Task prompt:
Restate each of the lines given below, word for word.

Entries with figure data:
>>>
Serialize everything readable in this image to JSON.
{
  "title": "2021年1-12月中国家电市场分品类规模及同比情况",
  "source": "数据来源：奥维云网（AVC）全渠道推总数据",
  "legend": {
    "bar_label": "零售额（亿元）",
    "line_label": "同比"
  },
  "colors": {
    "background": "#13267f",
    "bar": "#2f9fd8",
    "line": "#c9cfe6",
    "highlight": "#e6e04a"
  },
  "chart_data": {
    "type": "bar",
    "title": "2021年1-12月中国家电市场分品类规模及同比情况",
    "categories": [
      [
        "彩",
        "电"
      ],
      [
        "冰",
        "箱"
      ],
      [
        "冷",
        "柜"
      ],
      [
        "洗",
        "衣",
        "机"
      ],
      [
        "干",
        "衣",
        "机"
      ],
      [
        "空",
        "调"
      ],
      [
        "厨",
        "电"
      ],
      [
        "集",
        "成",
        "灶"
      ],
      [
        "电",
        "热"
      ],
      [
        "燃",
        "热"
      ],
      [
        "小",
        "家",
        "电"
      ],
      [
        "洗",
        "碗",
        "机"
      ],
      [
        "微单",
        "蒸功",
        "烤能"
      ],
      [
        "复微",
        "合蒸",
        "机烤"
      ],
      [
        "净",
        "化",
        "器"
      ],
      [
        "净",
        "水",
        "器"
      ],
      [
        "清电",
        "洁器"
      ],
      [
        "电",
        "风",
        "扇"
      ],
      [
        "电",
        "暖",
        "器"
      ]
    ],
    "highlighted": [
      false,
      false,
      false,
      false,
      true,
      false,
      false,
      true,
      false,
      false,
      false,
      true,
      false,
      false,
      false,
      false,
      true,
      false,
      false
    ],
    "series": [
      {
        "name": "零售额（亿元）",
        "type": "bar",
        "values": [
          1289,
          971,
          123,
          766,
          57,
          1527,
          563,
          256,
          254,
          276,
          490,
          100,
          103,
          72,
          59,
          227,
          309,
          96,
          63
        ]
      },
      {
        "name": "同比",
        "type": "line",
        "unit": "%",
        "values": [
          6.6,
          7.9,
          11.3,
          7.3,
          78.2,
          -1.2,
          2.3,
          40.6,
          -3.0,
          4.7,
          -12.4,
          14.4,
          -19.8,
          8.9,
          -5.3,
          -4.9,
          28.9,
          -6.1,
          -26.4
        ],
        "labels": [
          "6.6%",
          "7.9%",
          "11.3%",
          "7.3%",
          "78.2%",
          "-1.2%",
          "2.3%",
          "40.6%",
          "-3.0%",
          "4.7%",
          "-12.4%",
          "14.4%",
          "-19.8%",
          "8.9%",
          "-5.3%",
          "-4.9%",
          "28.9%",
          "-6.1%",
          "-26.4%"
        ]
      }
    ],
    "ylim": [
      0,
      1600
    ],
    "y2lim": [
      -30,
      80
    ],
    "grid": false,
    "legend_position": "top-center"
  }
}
<<<
Result of the task:
Serialize everything readable in this image to JSON.
{
  "title": "2021年1-12月中国家电市场分品类规模及同比情况",
  "source": "数据来源：奥维云网（AVC）全渠道推总数据",
  "legend": {
    "bar_label": "零售额（亿元）",
    "line_label": "同比"
  },
  "colors": {
    "background": "#13267f",
    "bar": "#2f9fd8",
    "line": "#c9cfe6",
    "highlight": "#e6e04a"
  },
  "chart_data": {
    "type": "bar",
    "title": "2021年1-12月中国家电市场分品类规模及同比情况",
    "categories": [
      [
        "彩",
        "电"
      ],
      [
        "冰",
        "箱"
      ],
      [
        "冷",
        "柜"
      ],
      [
        "洗",
        "衣",
        "机"
      ],
      [
        "干",
        "衣",
        "机"
      ],
      [
        "空",
        "调"
      ],
      [
        "厨",
        "电"
      ],
      [
        "集",
        "成",
        "灶"
      ],
      [
        "电",
        "热"
      ],
      [
        "燃",
        "热"
      ],
      [
        "小",
        "家",
        "电"
      ],
      [
        "洗",
        "碗",
        "机"
      ],
      [
        "微单",
        "蒸功",
        "烤能"
      ],
      [
        "复微",
        "合蒸",
        "机烤"
      ],
      [
        "净",
        "化",
        "器"
      ],
      [
        "净",
        "水",
        "器"
      ],
      [
        "清电",
        "洁器"
      ],
      [
        "电",
        "风",
        "扇"
      ],
      [
        "电",
        "暖",
        "器"
      ]
    ],
    "highlighted": [
      false,
      false,
      false,
      false,
      true,
      false,
      false,
      true,
      false,
      false,
      false,
      true,
      false,
      false,
      false,
      false,
      true,
      false,
      false
    ],
    "series": [
      {
        "name": "零售额（亿元）",
        "type": "bar",
        "values": [
          1289,
          971,
          123,
          766,
          57,
          1527,
          563,
          256,
          254,
          276,
          490,
          100,
          103,
          72,
          59,
          227,
          309,
          96,
          63
        ]
      },
      {
        "name": "同比",
        "type": "line",
        "unit": "%",
        "values": [
          6.6,
          7.9,
          11.3,
          7.3,
          78.2,
          -1.2,
          2.3,
          40.6,
          -3.0,
          4.7,
          -12.4,
          14.4,
          -19.8,
          8.9,
          -5.3,
          -4.9,
          28.9,
          -6.1,
          -26.4
        ],
        "labels": [
          "6.6%",
          "7.9%",
          "11.3%",
          "7.3%",
          "78.2%",
          "-1.2%",
          "2.3%",
          "40.6%",
          "-3.0%",
          "4.7%",
          "-12.4%",
          "14.4%",
          "-19.8%",
          "8.9%",
          "-5.3%",
          "-4.9%",
          "28.9%",
          "-6.1%",
          "-26.4%"
        ]
      }
    ],
    "ylim": [
      0,
      1600
    ],
    "y2lim": [
      -30,
      80
    ],
    "grid": false,
    "legend_position": "top-center"
  }
}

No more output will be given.